Goal
Collect each line of the records containing the string "prima".

[Start Material]

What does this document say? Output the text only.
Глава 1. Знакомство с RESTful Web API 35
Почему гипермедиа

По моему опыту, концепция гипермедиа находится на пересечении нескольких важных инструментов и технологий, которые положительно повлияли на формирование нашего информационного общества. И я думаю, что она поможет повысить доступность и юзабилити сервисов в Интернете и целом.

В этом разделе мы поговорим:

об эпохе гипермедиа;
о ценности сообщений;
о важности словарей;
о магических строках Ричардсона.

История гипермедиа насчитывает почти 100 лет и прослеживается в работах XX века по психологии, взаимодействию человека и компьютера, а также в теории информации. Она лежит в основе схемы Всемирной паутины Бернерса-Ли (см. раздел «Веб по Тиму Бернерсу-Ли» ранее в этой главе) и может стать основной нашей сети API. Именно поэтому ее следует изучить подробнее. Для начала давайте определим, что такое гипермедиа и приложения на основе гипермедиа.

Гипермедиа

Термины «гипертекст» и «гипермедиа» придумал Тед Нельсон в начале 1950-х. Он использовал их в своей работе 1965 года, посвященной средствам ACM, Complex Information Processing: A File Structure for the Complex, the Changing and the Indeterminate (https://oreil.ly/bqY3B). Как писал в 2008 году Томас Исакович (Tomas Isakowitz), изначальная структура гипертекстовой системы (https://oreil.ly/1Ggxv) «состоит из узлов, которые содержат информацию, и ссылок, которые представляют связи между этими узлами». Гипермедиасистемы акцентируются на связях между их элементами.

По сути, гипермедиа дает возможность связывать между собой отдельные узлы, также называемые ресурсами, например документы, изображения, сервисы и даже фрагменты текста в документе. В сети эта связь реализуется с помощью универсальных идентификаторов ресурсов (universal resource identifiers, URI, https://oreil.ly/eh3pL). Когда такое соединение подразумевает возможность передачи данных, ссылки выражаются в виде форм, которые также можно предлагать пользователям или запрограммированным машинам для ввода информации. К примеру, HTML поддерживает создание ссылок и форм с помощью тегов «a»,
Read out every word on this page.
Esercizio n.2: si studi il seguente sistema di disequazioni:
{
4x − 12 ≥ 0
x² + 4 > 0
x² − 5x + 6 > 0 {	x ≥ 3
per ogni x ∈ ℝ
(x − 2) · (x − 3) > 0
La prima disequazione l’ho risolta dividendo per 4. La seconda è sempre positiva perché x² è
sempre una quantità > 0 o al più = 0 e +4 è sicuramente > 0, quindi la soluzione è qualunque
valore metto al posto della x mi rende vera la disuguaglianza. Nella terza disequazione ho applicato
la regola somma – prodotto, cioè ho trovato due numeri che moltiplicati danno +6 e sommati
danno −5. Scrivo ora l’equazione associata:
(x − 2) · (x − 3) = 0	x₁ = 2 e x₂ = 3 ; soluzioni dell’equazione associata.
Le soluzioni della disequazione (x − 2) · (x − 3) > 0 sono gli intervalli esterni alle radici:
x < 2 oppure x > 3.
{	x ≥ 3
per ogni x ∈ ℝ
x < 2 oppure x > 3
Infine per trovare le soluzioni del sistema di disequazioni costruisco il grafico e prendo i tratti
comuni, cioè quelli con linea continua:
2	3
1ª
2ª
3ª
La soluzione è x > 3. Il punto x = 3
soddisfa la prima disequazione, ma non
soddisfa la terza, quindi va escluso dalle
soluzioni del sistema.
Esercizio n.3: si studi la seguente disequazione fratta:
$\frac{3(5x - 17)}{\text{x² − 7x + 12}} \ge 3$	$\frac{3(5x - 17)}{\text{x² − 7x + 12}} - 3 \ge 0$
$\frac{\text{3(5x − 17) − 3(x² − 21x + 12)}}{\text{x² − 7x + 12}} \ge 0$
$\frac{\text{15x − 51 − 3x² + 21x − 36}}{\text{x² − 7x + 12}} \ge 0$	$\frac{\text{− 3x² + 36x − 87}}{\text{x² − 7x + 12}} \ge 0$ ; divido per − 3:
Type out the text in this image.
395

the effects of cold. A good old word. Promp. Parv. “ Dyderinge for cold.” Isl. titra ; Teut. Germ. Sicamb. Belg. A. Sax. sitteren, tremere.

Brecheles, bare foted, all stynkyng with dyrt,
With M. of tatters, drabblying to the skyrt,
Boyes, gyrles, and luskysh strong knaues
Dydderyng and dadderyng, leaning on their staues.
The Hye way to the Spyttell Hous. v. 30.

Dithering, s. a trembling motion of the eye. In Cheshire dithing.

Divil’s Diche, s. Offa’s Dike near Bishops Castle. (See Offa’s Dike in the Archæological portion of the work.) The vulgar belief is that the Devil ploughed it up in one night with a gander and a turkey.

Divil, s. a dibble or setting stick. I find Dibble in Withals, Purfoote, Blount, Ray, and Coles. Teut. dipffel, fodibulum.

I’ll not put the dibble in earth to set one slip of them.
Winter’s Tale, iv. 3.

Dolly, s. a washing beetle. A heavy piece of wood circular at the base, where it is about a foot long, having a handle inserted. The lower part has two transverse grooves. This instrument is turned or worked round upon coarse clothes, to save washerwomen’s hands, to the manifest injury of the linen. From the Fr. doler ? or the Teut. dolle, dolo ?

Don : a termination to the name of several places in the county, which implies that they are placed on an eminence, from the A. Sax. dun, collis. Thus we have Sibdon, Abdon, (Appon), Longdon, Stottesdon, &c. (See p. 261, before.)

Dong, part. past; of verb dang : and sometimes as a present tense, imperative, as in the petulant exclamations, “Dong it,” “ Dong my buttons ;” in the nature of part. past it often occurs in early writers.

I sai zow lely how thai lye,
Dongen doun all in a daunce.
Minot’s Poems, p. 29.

[End Material]

Correct response
La prima disequazione l’ho risolta dividendo per 4. La seconda è sempre positiva perché x² è
soddisfa la prima disequazione, ma non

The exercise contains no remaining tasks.